◆ Supplied material ◆
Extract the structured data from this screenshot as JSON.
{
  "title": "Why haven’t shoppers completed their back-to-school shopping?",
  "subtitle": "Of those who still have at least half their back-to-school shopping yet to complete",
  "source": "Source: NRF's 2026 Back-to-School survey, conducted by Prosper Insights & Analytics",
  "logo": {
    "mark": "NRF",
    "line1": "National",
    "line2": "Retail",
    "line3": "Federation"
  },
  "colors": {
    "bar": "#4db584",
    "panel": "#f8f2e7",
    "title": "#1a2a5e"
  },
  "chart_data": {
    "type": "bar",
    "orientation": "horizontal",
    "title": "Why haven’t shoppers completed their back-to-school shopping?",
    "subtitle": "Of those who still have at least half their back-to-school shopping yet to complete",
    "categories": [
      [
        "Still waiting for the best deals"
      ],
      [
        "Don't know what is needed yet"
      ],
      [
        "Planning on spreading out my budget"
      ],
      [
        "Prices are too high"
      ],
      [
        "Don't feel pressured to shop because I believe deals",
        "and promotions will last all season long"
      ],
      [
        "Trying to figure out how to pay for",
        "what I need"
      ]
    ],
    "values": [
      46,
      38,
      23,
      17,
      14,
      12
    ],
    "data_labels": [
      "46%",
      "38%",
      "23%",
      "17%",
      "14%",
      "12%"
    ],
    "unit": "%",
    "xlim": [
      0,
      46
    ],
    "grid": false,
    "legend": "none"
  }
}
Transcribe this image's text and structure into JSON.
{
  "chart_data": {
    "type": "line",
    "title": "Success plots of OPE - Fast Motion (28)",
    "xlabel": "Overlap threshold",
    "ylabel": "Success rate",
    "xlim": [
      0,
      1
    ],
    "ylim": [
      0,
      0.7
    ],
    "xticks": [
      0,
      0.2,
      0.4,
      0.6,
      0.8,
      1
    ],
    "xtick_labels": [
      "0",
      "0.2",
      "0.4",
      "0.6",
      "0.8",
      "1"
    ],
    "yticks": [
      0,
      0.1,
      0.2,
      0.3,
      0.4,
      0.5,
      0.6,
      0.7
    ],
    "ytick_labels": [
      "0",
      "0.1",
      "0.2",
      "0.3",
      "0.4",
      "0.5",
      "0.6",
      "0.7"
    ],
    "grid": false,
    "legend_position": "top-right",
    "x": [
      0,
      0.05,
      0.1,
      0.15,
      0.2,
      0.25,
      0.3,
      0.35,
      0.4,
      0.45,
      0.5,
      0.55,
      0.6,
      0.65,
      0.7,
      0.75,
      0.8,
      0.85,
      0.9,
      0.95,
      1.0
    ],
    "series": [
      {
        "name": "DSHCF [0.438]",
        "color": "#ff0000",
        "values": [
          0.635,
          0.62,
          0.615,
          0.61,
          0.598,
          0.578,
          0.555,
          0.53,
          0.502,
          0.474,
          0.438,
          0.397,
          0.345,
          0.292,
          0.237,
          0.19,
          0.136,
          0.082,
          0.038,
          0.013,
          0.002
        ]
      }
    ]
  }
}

◆ Exercise details ◆
Please restate the records in full, word for word.

◆ Answer for the task ◆
Extract the structured data from this screenshot as JSON.
{
  "title": "Why haven’t shoppers completed their back-to-school shopping?",
  "subtitle": "Of those who still have at least half their back-to-school shopping yet to complete",
  "source": "Source: NRF's 2026 Back-to-School survey, conducted by Prosper Insights & Analytics",
  "logo": {
    "mark": "NRF",
    "line1": "National",
    "line2": "Retail",
    "line3": "Federation"
  },
  "colors": {
    "bar": "#4db584",
    "panel": "#f8f2e7",
    "title": "#1a2a5e"
  },
  "chart_data": {
    "type": "bar",
    "orientation": "horizontal",
    "title": "Why haven’t shoppers completed their back-to-school shopping?",
    "subtitle": "Of those who still have at least half their back-to-school shopping yet to complete",
    "categories": [
      [
        "Still waiting for the best deals"
      ],
      [
        "Don't know what is needed yet"
      ],
      [
        "Planning on spreading out my budget"
      ],
      [
        "Prices are too high"
      ],
      [
        "Don't feel pressured to shop because I believe deals",
        "and promotions will last all season long"
      ],
      [
        "Trying to figure out how to pay for",
        "what I need"
      ]
    ],
    "values": [
      46,
      38,
      23,
      17,
      14,
      12
    ],
    "data_labels": [
      "46%",
      "38%",
      "23%",
      "17%",
      "14%",
      "12%"
    ],
    "unit": "%",
    "xlim": [
      0,
      46
    ],
    "grid": false,
    "legend": "none"
  }
}
Transcribe this image's text and structure into JSON.
{
  "chart_data": {
    "type": "line",
    "title": "Success plots of OPE - Fast Motion (28)",
    "xlabel": "Overlap threshold",
    "ylabel": "Success rate",
    "xlim": [
      0,
      1
    ],
    "ylim": [
      0,
      0.7
    ],
    "xticks": [
      0,
      0.2,
      0.4,
      0.6,
      0.8,
      1
    ],
    "xtick_labels": [
      "0",
      "0.2",
      "0.4",
      "0.6",
      "0.8",
      "1"
    ],
    "yticks": [
      0,
      0.1,
      0.2,
      0.3,
      0.4,
      0.5,
      0.6,
      0.7
    ],
    "ytick_labels": [
      "0",
      "0.1",
      "0.2",
      "0.3",
      "0.4",
      "0.5",
      "0.6",
      "0.7"
    ],
    "grid": false,
    "legend_position": "top-right",
    "x": [
      0,
      0.05,
      0.1,
      0.15,
      0.2,
      0.25,
      0.3,
      0.35,
      0.4,
      0.45,
      0.5,
      0.55,
      0.6,
      0.65,
      0.7,
      0.75,
      0.8,
      0.85,
      0.9,
      0.95,
      1.0
    ],
    "series": [
      {
        "name": "DSHCF [0.438]",
        "color": "#ff0000",
        "values": [
          0.635,
          0.62,
          0.615,
          0.61,
          0.598,
          0.578,
          0.555,
          0.53,
          0.502,
          0.474,
          0.438,
          0.397,
          0.345,
          0.292,
          0.237,
          0.19,
          0.136,
          0.082,
          0.038,
          0.013,
          0.002
        ]
      }
    ]
  }
}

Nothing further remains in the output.